--- DATA EXTRACTS Enclosed Below ---

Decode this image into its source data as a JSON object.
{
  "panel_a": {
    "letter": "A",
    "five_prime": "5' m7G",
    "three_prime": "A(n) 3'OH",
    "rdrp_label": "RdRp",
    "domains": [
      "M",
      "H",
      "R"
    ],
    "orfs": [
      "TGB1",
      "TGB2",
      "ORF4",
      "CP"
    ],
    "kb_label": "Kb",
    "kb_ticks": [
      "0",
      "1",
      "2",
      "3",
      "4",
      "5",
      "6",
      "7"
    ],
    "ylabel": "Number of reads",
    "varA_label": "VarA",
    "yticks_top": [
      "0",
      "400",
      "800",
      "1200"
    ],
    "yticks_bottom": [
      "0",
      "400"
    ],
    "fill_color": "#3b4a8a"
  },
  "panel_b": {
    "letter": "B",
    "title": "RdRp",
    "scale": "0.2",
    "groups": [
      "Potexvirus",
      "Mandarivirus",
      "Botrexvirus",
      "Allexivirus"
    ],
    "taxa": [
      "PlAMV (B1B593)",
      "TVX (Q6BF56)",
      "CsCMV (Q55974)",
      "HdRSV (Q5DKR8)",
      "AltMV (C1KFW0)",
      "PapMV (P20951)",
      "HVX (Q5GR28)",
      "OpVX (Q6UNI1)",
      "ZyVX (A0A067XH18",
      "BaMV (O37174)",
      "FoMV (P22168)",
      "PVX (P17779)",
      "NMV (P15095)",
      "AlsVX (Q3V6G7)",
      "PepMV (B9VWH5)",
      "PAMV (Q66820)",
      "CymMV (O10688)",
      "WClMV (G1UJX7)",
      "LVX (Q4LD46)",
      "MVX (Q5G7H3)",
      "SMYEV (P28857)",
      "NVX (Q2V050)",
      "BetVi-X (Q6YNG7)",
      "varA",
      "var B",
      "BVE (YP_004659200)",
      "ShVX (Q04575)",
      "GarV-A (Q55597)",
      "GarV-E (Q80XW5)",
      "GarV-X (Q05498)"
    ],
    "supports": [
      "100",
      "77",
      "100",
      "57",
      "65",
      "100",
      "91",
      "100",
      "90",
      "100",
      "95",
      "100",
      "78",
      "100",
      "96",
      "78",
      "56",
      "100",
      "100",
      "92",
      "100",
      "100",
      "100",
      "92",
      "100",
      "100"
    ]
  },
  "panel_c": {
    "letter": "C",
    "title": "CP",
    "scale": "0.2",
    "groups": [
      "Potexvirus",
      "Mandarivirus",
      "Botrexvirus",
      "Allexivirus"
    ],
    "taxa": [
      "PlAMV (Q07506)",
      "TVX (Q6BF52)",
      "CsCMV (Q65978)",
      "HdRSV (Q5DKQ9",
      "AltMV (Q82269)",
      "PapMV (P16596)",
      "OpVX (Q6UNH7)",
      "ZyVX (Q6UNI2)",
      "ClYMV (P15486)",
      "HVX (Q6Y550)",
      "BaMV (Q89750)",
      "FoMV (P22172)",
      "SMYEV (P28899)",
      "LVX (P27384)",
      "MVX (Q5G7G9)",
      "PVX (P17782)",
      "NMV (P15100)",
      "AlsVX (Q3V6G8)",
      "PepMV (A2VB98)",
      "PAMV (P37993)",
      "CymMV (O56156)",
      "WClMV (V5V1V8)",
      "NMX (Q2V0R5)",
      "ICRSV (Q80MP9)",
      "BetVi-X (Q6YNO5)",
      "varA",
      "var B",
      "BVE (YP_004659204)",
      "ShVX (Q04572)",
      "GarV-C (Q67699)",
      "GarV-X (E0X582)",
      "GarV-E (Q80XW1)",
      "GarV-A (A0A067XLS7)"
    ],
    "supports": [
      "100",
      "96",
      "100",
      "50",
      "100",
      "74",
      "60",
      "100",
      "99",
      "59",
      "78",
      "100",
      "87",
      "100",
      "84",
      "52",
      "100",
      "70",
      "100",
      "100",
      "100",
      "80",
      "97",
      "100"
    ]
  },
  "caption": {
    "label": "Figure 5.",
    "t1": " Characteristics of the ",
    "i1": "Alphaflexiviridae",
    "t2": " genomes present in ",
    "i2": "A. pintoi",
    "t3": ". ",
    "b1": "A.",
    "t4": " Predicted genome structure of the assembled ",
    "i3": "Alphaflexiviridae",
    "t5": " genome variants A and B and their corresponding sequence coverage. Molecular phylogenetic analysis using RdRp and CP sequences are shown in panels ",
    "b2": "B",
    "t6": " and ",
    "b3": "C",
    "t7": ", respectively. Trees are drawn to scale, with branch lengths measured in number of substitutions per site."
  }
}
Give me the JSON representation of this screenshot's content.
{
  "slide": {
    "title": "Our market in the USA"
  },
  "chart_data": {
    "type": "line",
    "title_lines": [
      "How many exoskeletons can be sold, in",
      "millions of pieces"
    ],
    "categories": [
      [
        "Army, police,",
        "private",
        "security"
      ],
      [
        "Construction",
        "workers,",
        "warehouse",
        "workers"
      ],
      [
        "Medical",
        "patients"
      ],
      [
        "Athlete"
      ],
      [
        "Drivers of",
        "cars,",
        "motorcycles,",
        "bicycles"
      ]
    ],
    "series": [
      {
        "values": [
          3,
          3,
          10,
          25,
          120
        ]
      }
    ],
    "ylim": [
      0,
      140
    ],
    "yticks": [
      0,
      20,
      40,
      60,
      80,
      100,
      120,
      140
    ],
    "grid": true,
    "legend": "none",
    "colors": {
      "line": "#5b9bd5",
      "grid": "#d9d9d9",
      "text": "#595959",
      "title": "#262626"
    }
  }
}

--- End of Enclosed DATA EXTRACTS ---

WORK REQUIRED:
Answer with a single number, the count of lines above that contain "RdRp".

ANSWER:
3